● Figure data in JSON
◆ ◆ ◆ ◆
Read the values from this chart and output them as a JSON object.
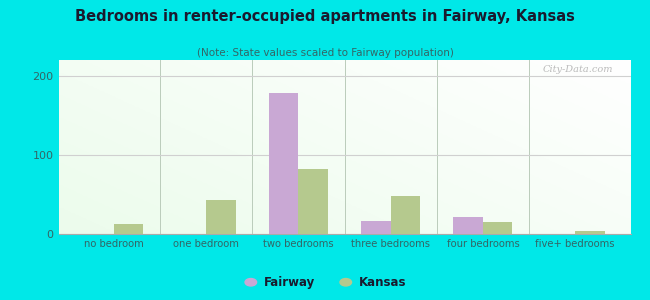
{
  "title": "Bedrooms in renter-occupied apartments in Fairway, Kansas",
  "subtitle": "(Note: State values scaled to Fairway population)",
  "categories": [
    "no bedroom",
    "one bedroom",
    "two bedrooms",
    "three bedrooms",
    "four bedrooms",
    "five+ bedrooms"
  ],
  "fairway_values": [
    0,
    0,
    178,
    17,
    22,
    0
  ],
  "kansas_values": [
    13,
    43,
    82,
    48,
    15,
    4
  ],
  "fairway_color": "#c9a8d4",
  "kansas_color": "#b5c98e",
  "ylim": [
    0,
    220
  ],
  "yticks": [
    0,
    100,
    200
  ],
  "bg_color": "#00e8e8",
  "grid_color": "#d0d0d0",
  "title_color": "#1a1a2e",
  "subtitle_color": "#336666",
  "bar_width": 0.32,
  "watermark": "City-Data.com",
  "tick_label_color": "#336666"
}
◆ ◆ ◆ ◆
Set down the complete material exactly, but do not include the images.

● Response to this task
Read the values from this chart and output them as a JSON object.
{
  "title": "Bedrooms in renter-occupied apartments in Fairway, Kansas",
  "subtitle": "(Note: State values scaled to Fairway population)",
  "categories": [
    "no bedroom",
    "one bedroom",
    "two bedrooms",
    "three bedrooms",
    "four bedrooms",
    "five+ bedrooms"
  ],
  "fairway_values": [
    0,
    0,
    178,
    17,
    22,
    0
  ],
  "kansas_values": [
    13,
    43,
    82,
    48,
    15,
    4
  ],
  "fairway_color": "#c9a8d4",
  "kansas_color": "#b5c98e",
  "ylim": [
    0,
    220
  ],
  "yticks": [
    0,
    100,
    200
  ],
  "bg_color": "#00e8e8",
  "grid_color": "#d0d0d0",
  "title_color": "#1a1a2e",
  "subtitle_color": "#336666",
  "bar_width": 0.32,
  "watermark": "City-Data.com",
  "tick_label_color": "#336666"
}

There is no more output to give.